Task requirements =>
Keep the images out and copy every entry below exactly.
-- begin Extracted data --
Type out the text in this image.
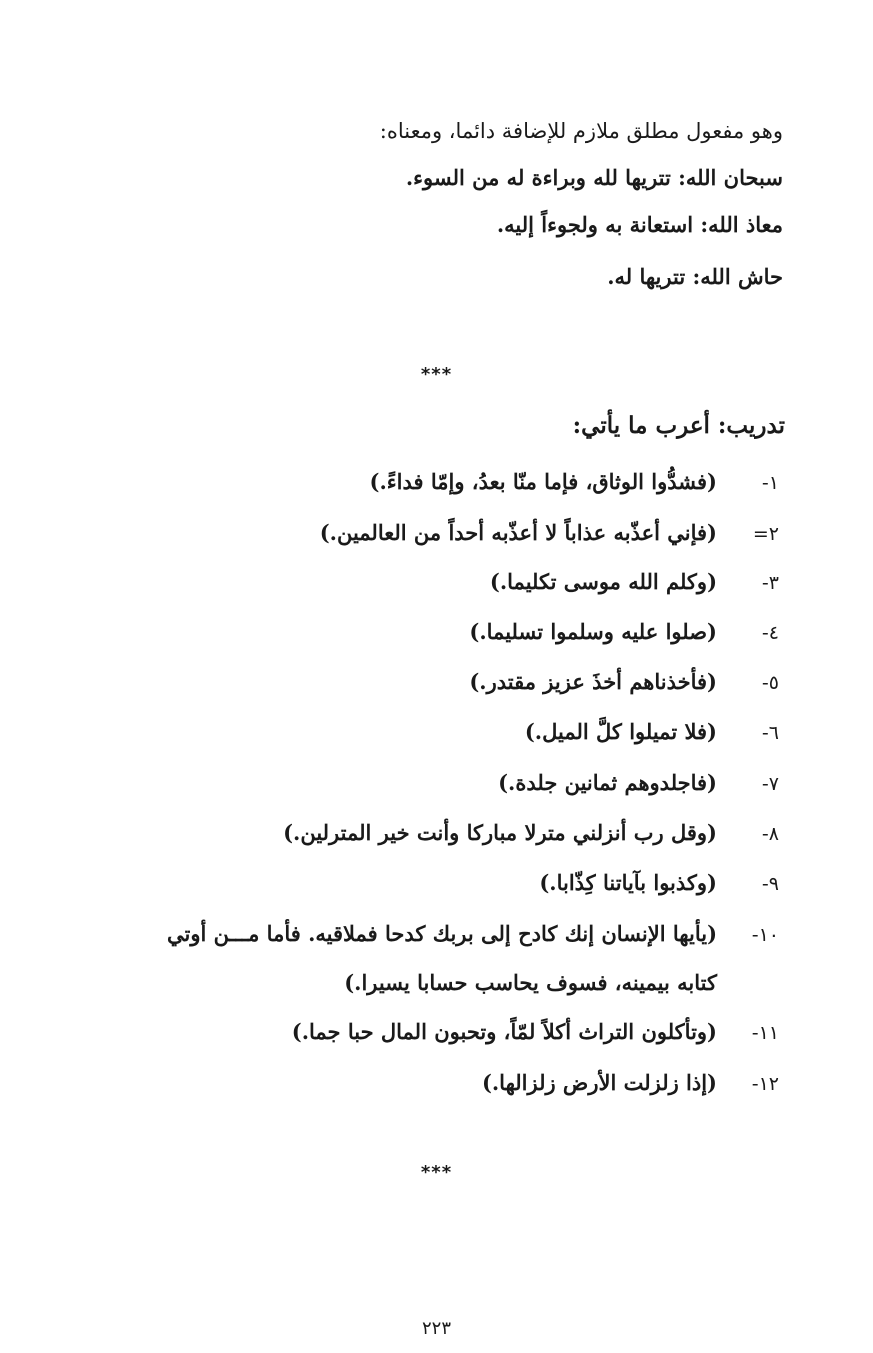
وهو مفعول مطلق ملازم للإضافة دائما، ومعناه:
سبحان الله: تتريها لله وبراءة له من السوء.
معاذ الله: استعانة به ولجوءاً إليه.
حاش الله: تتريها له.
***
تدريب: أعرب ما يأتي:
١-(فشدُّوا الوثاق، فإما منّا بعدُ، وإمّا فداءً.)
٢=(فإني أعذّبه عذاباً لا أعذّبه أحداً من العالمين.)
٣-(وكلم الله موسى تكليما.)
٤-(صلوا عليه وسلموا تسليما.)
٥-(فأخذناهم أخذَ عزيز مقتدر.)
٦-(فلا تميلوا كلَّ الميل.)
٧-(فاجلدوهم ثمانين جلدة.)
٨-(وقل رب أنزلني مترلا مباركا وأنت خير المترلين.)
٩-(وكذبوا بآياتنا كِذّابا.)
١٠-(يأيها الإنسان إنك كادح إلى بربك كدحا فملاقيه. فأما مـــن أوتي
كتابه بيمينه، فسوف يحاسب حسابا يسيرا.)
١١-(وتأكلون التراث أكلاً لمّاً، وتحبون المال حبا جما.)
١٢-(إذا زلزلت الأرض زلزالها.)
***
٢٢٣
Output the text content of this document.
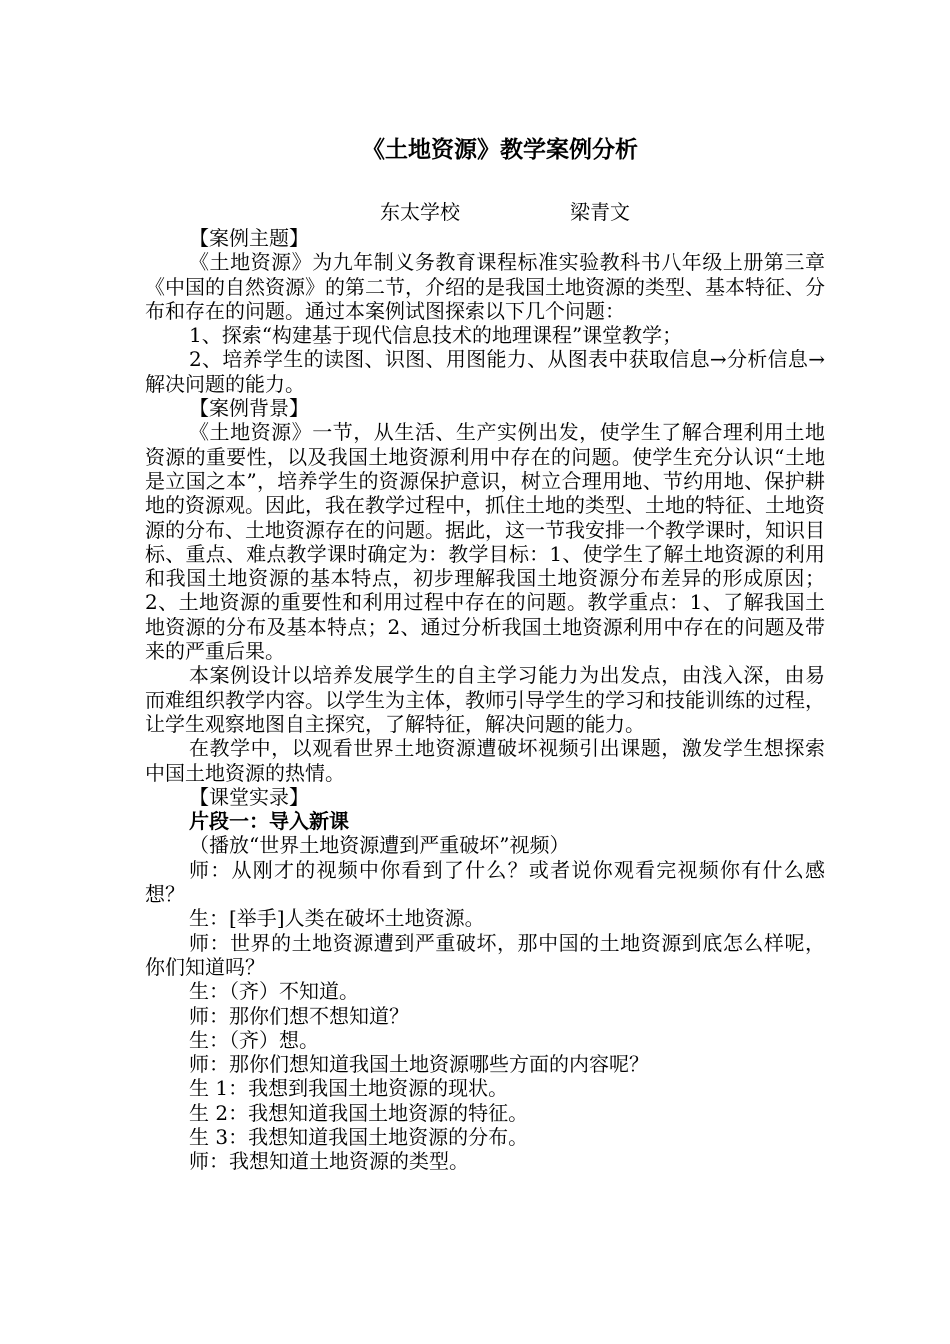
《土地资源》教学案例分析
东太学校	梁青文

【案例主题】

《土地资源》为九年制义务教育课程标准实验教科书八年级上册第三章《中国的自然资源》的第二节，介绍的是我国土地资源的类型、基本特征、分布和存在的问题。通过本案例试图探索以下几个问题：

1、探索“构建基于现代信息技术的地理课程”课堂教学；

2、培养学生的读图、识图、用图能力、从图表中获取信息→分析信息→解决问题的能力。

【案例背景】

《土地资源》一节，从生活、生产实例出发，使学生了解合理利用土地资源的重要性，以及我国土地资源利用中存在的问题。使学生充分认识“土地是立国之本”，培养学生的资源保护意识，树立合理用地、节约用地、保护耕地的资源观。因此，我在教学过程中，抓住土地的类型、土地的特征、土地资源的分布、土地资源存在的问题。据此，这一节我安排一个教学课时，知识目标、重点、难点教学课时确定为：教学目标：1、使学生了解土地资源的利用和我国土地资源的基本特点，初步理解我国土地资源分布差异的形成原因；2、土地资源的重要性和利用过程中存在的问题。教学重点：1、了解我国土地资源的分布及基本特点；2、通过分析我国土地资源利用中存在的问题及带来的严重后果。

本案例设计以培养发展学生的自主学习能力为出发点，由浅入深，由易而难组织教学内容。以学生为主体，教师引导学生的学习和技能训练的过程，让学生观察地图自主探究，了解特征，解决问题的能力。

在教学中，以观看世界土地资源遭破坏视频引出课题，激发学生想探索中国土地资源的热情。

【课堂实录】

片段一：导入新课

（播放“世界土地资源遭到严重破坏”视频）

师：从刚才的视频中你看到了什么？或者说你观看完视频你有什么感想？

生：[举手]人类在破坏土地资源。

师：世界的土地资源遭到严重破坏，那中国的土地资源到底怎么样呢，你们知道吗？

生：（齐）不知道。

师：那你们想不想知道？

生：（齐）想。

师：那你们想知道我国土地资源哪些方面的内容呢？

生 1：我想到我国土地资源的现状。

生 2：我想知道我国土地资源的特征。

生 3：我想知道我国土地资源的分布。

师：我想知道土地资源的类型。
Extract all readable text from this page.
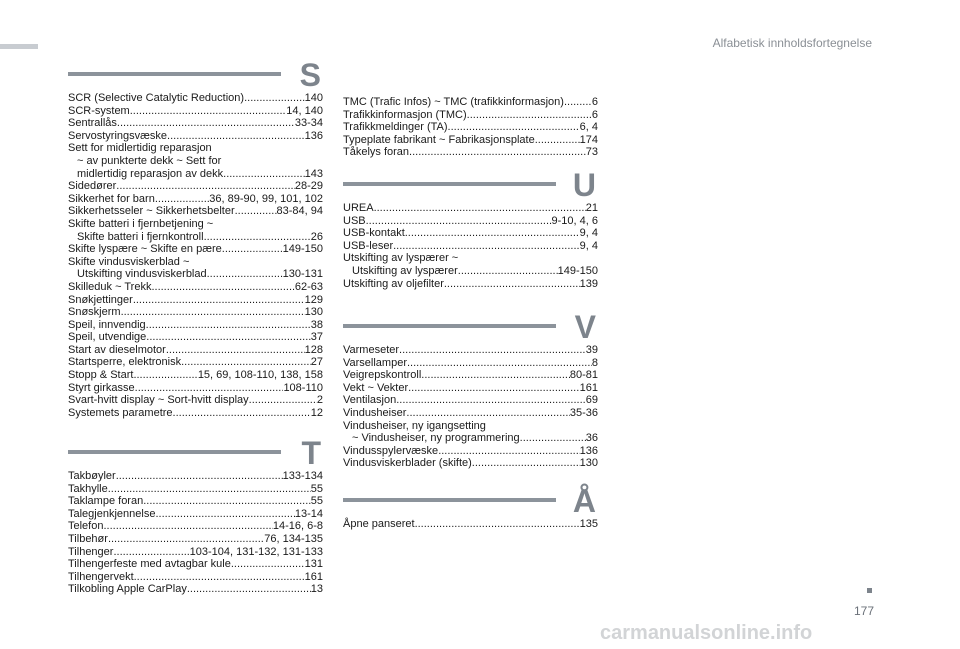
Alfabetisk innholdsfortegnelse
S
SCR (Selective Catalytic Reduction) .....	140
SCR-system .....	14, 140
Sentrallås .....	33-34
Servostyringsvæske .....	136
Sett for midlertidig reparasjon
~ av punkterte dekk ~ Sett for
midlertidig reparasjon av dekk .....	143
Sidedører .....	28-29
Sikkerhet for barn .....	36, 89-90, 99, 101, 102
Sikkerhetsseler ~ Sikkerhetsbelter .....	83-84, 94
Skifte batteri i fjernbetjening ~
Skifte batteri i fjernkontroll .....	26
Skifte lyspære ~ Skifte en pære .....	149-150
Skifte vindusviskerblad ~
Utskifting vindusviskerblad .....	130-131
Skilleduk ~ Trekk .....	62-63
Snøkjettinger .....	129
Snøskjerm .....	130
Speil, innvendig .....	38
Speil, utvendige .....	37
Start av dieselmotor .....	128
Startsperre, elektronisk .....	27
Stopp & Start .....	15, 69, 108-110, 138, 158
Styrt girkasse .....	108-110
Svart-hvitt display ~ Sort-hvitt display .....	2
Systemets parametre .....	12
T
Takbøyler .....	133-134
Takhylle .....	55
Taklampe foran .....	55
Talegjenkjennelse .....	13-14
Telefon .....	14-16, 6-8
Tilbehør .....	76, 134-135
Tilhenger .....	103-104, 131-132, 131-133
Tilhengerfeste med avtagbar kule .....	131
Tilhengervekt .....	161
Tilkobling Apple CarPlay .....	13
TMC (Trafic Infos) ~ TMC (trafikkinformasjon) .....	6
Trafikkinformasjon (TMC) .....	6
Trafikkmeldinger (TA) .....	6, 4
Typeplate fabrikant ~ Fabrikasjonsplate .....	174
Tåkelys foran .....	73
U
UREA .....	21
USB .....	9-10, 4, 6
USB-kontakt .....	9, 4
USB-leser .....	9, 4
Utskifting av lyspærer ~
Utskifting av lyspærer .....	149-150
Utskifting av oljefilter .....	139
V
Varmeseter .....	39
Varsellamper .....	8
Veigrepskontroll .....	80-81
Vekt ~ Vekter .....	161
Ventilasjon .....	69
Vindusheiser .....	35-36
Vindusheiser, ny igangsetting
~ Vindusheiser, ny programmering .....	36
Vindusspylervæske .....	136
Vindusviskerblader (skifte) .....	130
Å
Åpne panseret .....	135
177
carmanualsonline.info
-- end Extracted data --
Output of the exercise =>
Type out the text in this image.
وهو مفعول مطلق ملازم للإضافة دائما، ومعناه:
سبحان الله: تتريها لله وبراءة له من السوء.
معاذ الله: استعانة به ولجوءاً إليه.
حاش الله: تتريها له.
***
تدريب: أعرب ما يأتي:
١-(فشدُّوا الوثاق، فإما منّا بعدُ، وإمّا فداءً.)
٢=(فإني أعذّبه عذاباً لا أعذّبه أحداً من العالمين.)
٣-(وكلم الله موسى تكليما.)
٤-(صلوا عليه وسلموا تسليما.)
٥-(فأخذناهم أخذَ عزيز مقتدر.)
٦-(فلا تميلوا كلَّ الميل.)
٧-(فاجلدوهم ثمانين جلدة.)
٨-(وقل رب أنزلني مترلا مباركا وأنت خير المترلين.)
٩-(وكذبوا بآياتنا كِذّابا.)
١٠-(يأيها الإنسان إنك كادح إلى بربك كدحا فملاقيه. فأما مـــن أوتي
كتابه بيمينه، فسوف يحاسب حسابا يسيرا.)
١١-(وتأكلون التراث أكلاً لمّاً، وتحبون المال حبا جما.)
١٢-(إذا زلزلت الأرض زلزالها.)
***
٢٢٣
Output the text content of this document.
《土地资源》教学案例分析
东太学校	梁青文

【案例主题】

《土地资源》为九年制义务教育课程标准实验教科书八年级上册第三章《中国的自然资源》的第二节，介绍的是我国土地资源的类型、基本特征、分布和存在的问题。通过本案例试图探索以下几个问题：

1、探索“构建基于现代信息技术的地理课程”课堂教学；

2、培养学生的读图、识图、用图能力、从图表中获取信息→分析信息→解决问题的能力。

【案例背景】

《土地资源》一节，从生活、生产实例出发，使学生了解合理利用土地资源的重要性，以及我国土地资源利用中存在的问题。使学生充分认识“土地是立国之本”，培养学生的资源保护意识，树立合理用地、节约用地、保护耕地的资源观。因此，我在教学过程中，抓住土地的类型、土地的特征、土地资源的分布、土地资源存在的问题。据此，这一节我安排一个教学课时，知识目标、重点、难点教学课时确定为：教学目标：1、使学生了解土地资源的利用和我国土地资源的基本特点，初步理解我国土地资源分布差异的形成原因；2、土地资源的重要性和利用过程中存在的问题。教学重点：1、了解我国土地资源的分布及基本特点；2、通过分析我国土地资源利用中存在的问题及带来的严重后果。

本案例设计以培养发展学生的自主学习能力为出发点，由浅入深，由易而难组织教学内容。以学生为主体，教师引导学生的学习和技能训练的过程，让学生观察地图自主探究，了解特征，解决问题的能力。

在教学中，以观看世界土地资源遭破坏视频引出课题，激发学生想探索中国土地资源的热情。

【课堂实录】

片段一：导入新课

（播放“世界土地资源遭到严重破坏”视频）

师：从刚才的视频中你看到了什么？或者说你观看完视频你有什么感想？

生：[举手]人类在破坏土地资源。

师：世界的土地资源遭到严重破坏，那中国的土地资源到底怎么样呢，你们知道吗？

生：（齐）不知道。

师：那你们想不想知道？

生：（齐）想。

师：那你们想知道我国土地资源哪些方面的内容呢？

生 1：我想到我国土地资源的现状。

生 2：我想知道我国土地资源的特征。

生 3：我想知道我国土地资源的分布。

师：我想知道土地资源的类型。
Extract all readable text from this page.
Alfabetisk innholdsfortegnelse
S
SCR (Selective Catalytic Reduction) .....	140
SCR-system .....	14, 140
Sentrallås .....	33-34
Servostyringsvæske .....	136
Sett for midlertidig reparasjon
~ av punkterte dekk ~ Sett for
midlertidig reparasjon av dekk .....	143
Sidedører .....	28-29
Sikkerhet for barn .....	36, 89-90, 99, 101, 102
Sikkerhetsseler ~ Sikkerhetsbelter .....	83-84, 94
Skifte batteri i fjernbetjening ~
Skifte batteri i fjernkontroll .....	26
Skifte lyspære ~ Skifte en pære .....	149-150
Skifte vindusviskerblad ~
Utskifting vindusviskerblad .....	130-131
Skilleduk ~ Trekk .....	62-63
Snøkjettinger .....	129
Snøskjerm .....	130
Speil, innvendig .....	38
Speil, utvendige .....	37
Start av dieselmotor .....	128
Startsperre, elektronisk .....	27
Stopp & Start .....	15, 69, 108-110, 138, 158
Styrt girkasse .....	108-110
Svart-hvitt display ~ Sort-hvitt display .....	2
Systemets parametre .....	12
T
Takbøyler .....	133-134
Takhylle .....	55
Taklampe foran .....	55
Talegjenkjennelse .....	13-14
Telefon .....	14-16, 6-8
Tilbehør .....	76, 134-135
Tilhenger .....	103-104, 131-132, 131-133
Tilhengerfeste med avtagbar kule .....	131
Tilhengervekt .....	161
Tilkobling Apple CarPlay .....	13
TMC (Trafic Infos) ~ TMC (trafikkinformasjon) .....	6
Trafikkinformasjon (TMC) .....	6
Trafikkmeldinger (TA) .....	6, 4
Typeplate fabrikant ~ Fabrikasjonsplate .....	174
Tåkelys foran .....	73
U
UREA .....	21
USB .....	9-10, 4, 6
USB-kontakt .....	9, 4
USB-leser .....	9, 4
Utskifting av lyspærer ~
Utskifting av lyspærer .....	149-150
Utskifting av oljefilter .....	139
V
Varmeseter .....	39
Varsellamper .....	8
Veigrepskontroll .....	80-81
Vekt ~ Vekter .....	161
Ventilasjon .....	69
Vindusheiser .....	35-36
Vindusheiser, ny igangsetting
~ Vindusheiser, ny programmering .....	36
Vindusspylervæske .....	136
Vindusviskerblader (skifte) .....	130
Å
Åpne panseret .....	135
177
carmanualsonline.info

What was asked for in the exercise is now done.